__DO THIS__
Scan the entries below. List each line with "content".

Data extracted from a collection:
..............................
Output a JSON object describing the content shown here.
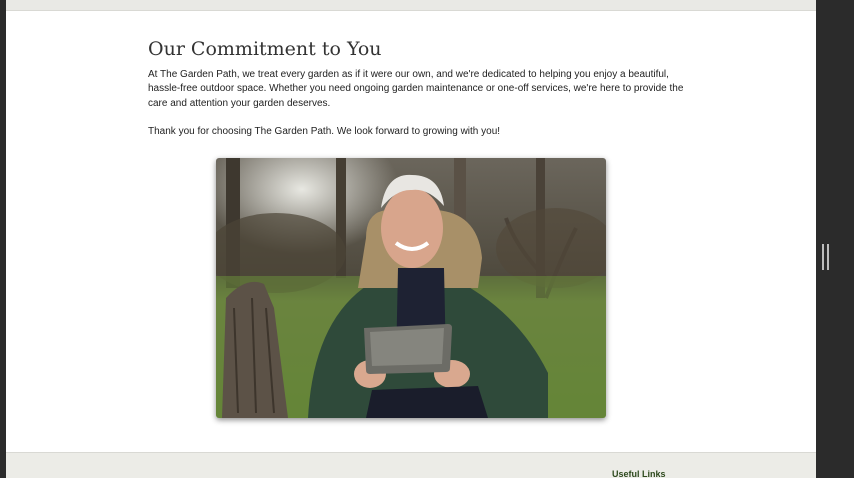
{
  "content": {
    "heading": "Our Commitment to You",
    "paragraph": "At The Garden Path, we treat every garden as if it were our own, and we're dedicated to helping you enjoy a beautiful, hassle-free outdoor space. Whether you need ongoing garden maintenance or one-off services, we're here to provide the care and attention your garden deserves.",
    "thanks": "Thank you for choosing The Garden Path. We look forward to growing with you!"
  },
  "footer": {
    "title": "Useful Links"
  },
  "colors": {
    "page_bg": "#ffffff",
    "frame": "#2b2b2b",
    "footer_bg": "#ecece7",
    "footer_title": "#2e4a1e"
  },
  "icons": {
    "splitter": "vertical-drag-handle-icon"
  }
}
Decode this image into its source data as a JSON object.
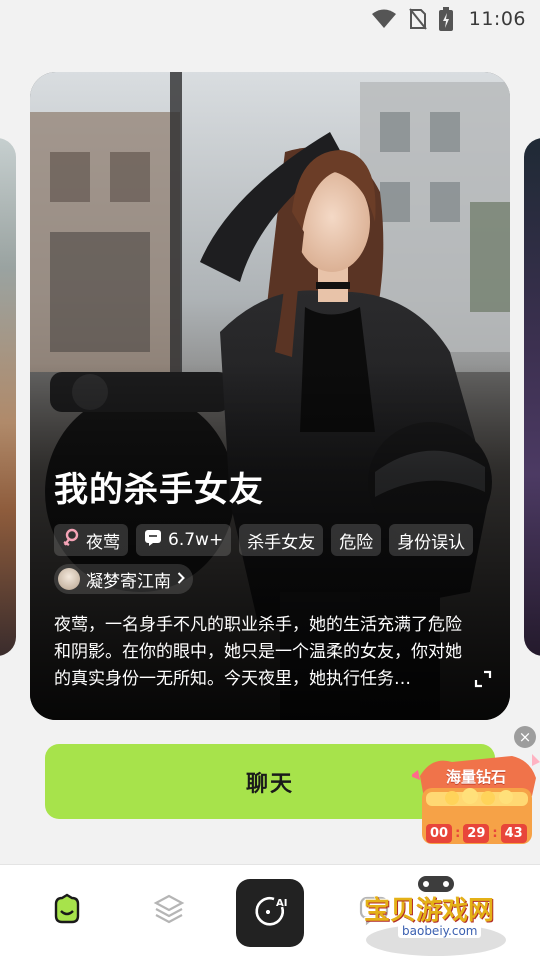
{
  "status_bar": {
    "time": "11:06",
    "icons": [
      "wifi-icon",
      "no-sim-icon",
      "battery-charging-icon"
    ]
  },
  "card": {
    "title": "我的杀手女友",
    "tags": [
      {
        "icon": "female-icon",
        "label": "夜莺"
      },
      {
        "icon": "chat-count-icon",
        "label": "6.7w+"
      },
      {
        "label": "杀手女友"
      },
      {
        "label": "危险"
      },
      {
        "label": "身份误认"
      }
    ],
    "author": {
      "name": "凝梦寄江南",
      "icon": "chevron-right-icon"
    },
    "description": "夜莺，一名身手不凡的职业杀手，她的生活充满了危险和阴影。在你的眼中，她只是一个温柔的女友，你对她的真实身份一无所知。今天夜里，她执行任务…"
  },
  "chat_button": {
    "label": "聊天"
  },
  "promo": {
    "label": "海量钻石",
    "timer": [
      "00",
      "29",
      "43"
    ]
  },
  "bottom_nav": {
    "items": [
      {
        "name": "home",
        "icon": "home-face-icon",
        "active": true
      },
      {
        "name": "discover",
        "icon": "layers-icon",
        "active": false
      },
      {
        "name": "create",
        "icon": "ai-create-icon",
        "active": false
      },
      {
        "name": "messages",
        "icon": "message-icon",
        "active": false
      }
    ]
  },
  "watermark": {
    "text": "宝贝游戏网",
    "url": "baobeiy.com"
  },
  "colors": {
    "accent": "#a7e34b",
    "background": "#f2f2f2",
    "nav_background": "#ffffff",
    "center_button": "#222222",
    "timer_red": "#e8453a"
  }
}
..............................
__FINISHED TASK__
Output a JSON object describing the content shown here.
  "content": {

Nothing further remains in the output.